#### OBJECTIVE:
Could you transcribe the part of the listing below that opens with the line containing "List all visible" and closes with the line containing "row-price: 4 <box>439 403 491 427</box>", both included, leaving out the pictures?

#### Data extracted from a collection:
────────────────────
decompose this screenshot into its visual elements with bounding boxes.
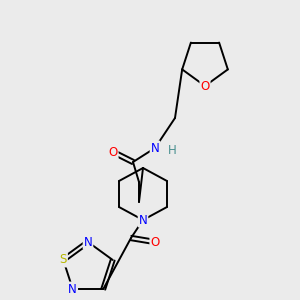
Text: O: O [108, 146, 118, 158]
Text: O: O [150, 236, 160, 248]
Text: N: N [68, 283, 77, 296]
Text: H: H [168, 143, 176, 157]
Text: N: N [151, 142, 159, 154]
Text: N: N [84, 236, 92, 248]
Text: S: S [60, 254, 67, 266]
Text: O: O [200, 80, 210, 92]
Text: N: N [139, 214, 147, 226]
────────────────────
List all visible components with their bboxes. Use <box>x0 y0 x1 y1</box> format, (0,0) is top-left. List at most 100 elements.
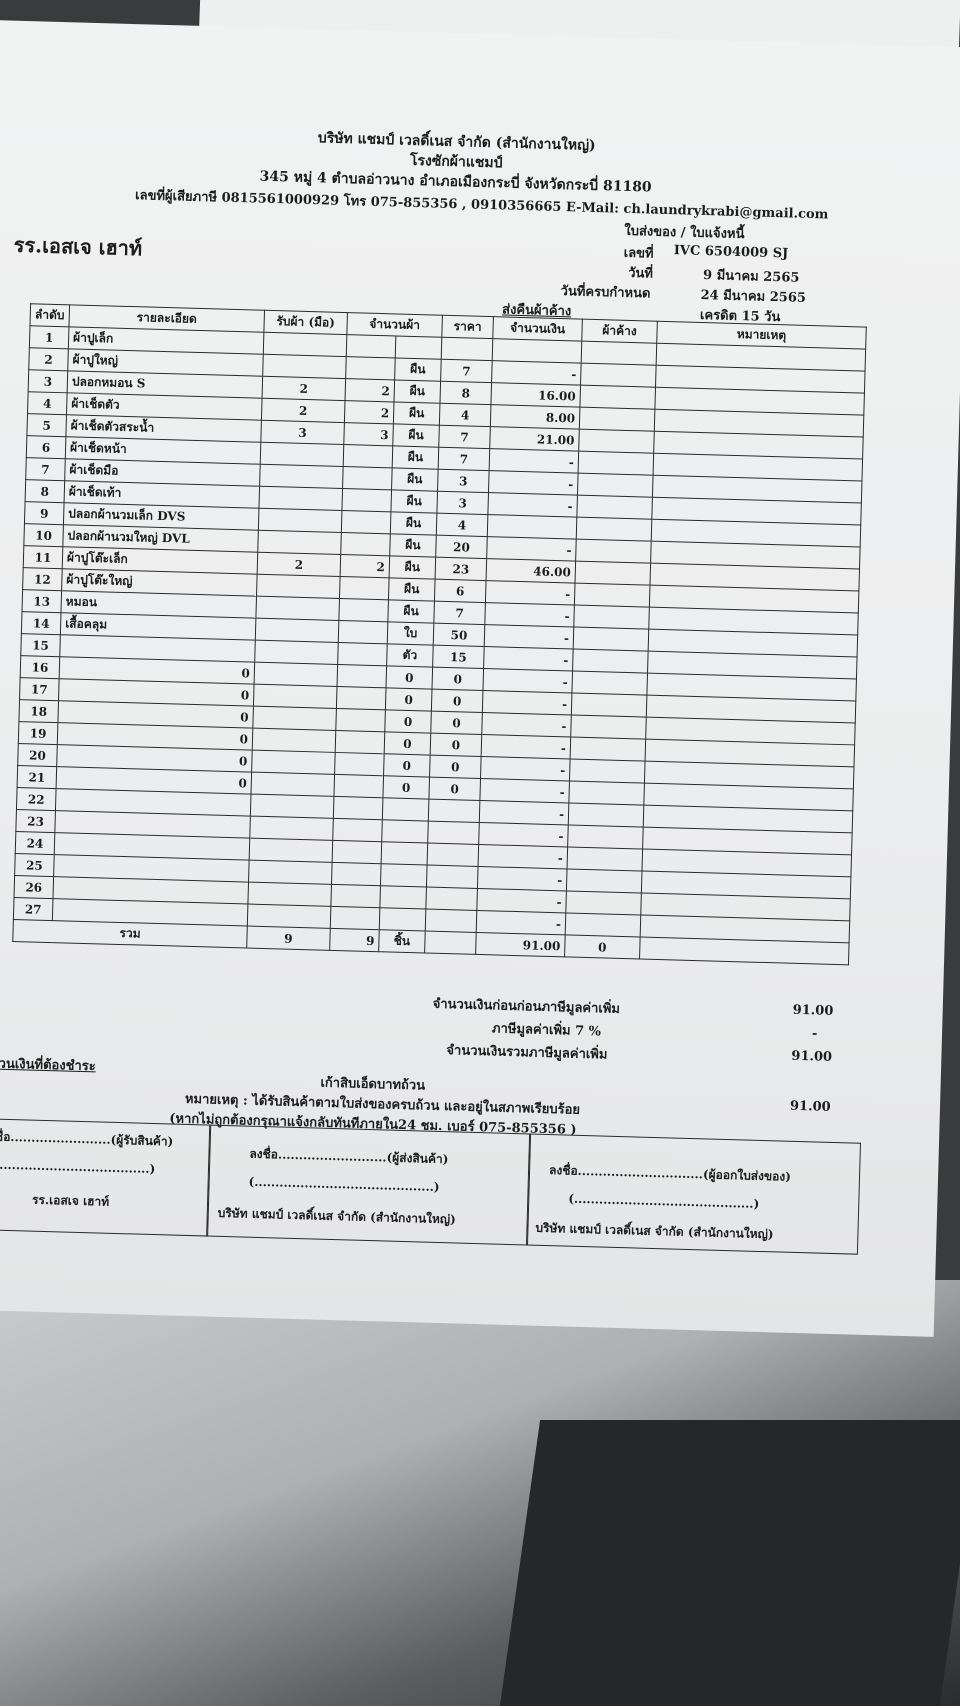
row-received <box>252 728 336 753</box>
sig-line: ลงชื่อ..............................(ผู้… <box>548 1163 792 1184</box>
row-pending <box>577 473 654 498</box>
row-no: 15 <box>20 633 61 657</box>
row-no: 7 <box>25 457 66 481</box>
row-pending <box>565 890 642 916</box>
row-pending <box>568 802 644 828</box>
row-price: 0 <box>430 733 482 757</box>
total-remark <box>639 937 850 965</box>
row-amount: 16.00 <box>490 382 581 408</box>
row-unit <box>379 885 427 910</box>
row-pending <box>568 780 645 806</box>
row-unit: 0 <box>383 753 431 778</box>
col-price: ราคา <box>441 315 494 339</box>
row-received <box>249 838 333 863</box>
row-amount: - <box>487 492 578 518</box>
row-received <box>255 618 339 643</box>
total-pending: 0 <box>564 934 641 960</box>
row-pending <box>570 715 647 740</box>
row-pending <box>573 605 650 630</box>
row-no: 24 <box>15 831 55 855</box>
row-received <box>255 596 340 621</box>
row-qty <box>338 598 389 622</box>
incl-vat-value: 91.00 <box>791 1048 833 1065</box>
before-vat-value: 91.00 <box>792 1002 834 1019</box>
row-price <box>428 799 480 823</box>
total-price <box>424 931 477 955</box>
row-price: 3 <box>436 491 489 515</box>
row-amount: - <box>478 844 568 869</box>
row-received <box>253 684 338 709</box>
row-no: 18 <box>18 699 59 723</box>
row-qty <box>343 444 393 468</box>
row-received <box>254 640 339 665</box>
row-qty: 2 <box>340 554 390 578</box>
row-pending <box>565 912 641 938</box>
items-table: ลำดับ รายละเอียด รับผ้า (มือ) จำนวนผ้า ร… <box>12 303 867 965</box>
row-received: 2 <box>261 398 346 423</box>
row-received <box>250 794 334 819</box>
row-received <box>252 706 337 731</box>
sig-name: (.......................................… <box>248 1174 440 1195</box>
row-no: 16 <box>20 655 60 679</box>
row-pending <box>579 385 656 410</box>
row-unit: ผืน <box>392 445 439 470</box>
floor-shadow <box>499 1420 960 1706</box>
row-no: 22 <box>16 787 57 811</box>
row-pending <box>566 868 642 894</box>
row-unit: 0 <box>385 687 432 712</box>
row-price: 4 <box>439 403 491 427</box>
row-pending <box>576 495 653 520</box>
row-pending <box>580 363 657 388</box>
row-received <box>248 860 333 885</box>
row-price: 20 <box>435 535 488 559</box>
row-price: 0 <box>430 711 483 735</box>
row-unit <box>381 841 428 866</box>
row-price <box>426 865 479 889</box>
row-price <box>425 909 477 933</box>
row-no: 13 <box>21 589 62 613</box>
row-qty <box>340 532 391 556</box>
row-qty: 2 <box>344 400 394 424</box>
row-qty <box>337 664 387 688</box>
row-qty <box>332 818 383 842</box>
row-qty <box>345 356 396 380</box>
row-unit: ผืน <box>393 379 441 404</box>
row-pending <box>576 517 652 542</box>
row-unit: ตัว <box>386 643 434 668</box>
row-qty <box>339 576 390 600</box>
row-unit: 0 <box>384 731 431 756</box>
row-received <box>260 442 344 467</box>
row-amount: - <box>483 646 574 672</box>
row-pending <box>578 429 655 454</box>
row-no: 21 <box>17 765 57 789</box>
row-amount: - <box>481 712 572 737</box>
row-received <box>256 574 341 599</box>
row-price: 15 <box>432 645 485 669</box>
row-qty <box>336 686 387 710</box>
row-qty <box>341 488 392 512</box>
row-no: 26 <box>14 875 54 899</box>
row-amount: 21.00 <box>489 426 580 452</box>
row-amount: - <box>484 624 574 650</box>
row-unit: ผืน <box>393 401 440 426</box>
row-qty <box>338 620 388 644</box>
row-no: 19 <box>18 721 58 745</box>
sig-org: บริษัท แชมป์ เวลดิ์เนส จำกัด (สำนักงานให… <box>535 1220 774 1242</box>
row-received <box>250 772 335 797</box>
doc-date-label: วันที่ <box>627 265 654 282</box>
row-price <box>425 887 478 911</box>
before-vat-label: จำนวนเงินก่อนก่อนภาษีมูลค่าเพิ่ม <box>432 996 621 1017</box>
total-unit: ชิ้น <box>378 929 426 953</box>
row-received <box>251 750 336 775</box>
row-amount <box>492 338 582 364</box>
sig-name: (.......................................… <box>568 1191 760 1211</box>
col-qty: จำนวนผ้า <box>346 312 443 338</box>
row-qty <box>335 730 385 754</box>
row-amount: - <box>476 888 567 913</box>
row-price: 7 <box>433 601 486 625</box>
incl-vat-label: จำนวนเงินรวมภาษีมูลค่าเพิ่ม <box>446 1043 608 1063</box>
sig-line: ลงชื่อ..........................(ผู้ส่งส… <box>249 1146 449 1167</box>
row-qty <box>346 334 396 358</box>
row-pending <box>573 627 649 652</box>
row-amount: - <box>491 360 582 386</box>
────────────────────
#### EXERCISE RESULT:
List all visible components with their bboxes. Use <box>x0 y0 x1 y1</box> format, (0,0) is top-left. List at most 100 elements.
row-received <box>252 728 336 753</box>
sig-line: ลงชื่อ..............................(ผู้… <box>548 1163 792 1184</box>
row-pending <box>577 473 654 498</box>
row-no: 15 <box>20 633 61 657</box>
row-no: 7 <box>25 457 66 481</box>
row-pending <box>565 890 642 916</box>
row-pending <box>568 802 644 828</box>
row-price: 0 <box>430 733 482 757</box>
total-remark <box>639 937 850 965</box>
row-amount: 16.00 <box>490 382 581 408</box>
row-unit <box>379 885 427 910</box>
row-pending <box>568 780 645 806</box>
row-unit: 0 <box>383 753 431 778</box>
col-price: ราคา <box>441 315 494 339</box>
row-received <box>249 838 333 863</box>
row-amount: - <box>487 492 578 518</box>
row-received <box>255 618 339 643</box>
total-pending: 0 <box>564 934 641 960</box>
row-pending <box>570 715 647 740</box>
row-pending <box>573 605 650 630</box>
row-no: 24 <box>15 831 55 855</box>
row-received <box>255 596 340 621</box>
row-qty <box>338 598 389 622</box>
incl-vat-value: 91.00 <box>791 1048 833 1065</box>
before-vat-value: 91.00 <box>792 1002 834 1019</box>
row-price <box>428 799 480 823</box>
total-price <box>424 931 477 955</box>
row-price: 3 <box>436 491 489 515</box>
row-amount: - <box>478 844 568 869</box>
row-received <box>253 684 338 709</box>
row-no: 18 <box>18 699 59 723</box>
row-qty <box>343 444 393 468</box>
row-received <box>254 640 339 665</box>
row-qty: 2 <box>340 554 390 578</box>
row-pending <box>565 912 641 938</box>
items-table: ลำดับ รายละเอียด รับผ้า (มือ) จำนวนผ้า ร… <box>12 303 867 965</box>
row-received: 2 <box>261 398 346 423</box>
row-received <box>250 794 334 819</box>
row-received <box>252 706 337 731</box>
sig-name: (.......................................… <box>248 1174 440 1195</box>
row-no: 16 <box>20 655 60 679</box>
row-pending <box>579 385 656 410</box>
row-unit: ผืน <box>392 445 439 470</box>
floor-shadow <box>499 1420 960 1706</box>
row-no: 22 <box>16 787 57 811</box>
row-pending <box>566 868 642 894</box>
row-unit: 0 <box>385 687 432 712</box>
row-price: 4 <box>439 403 491 427</box>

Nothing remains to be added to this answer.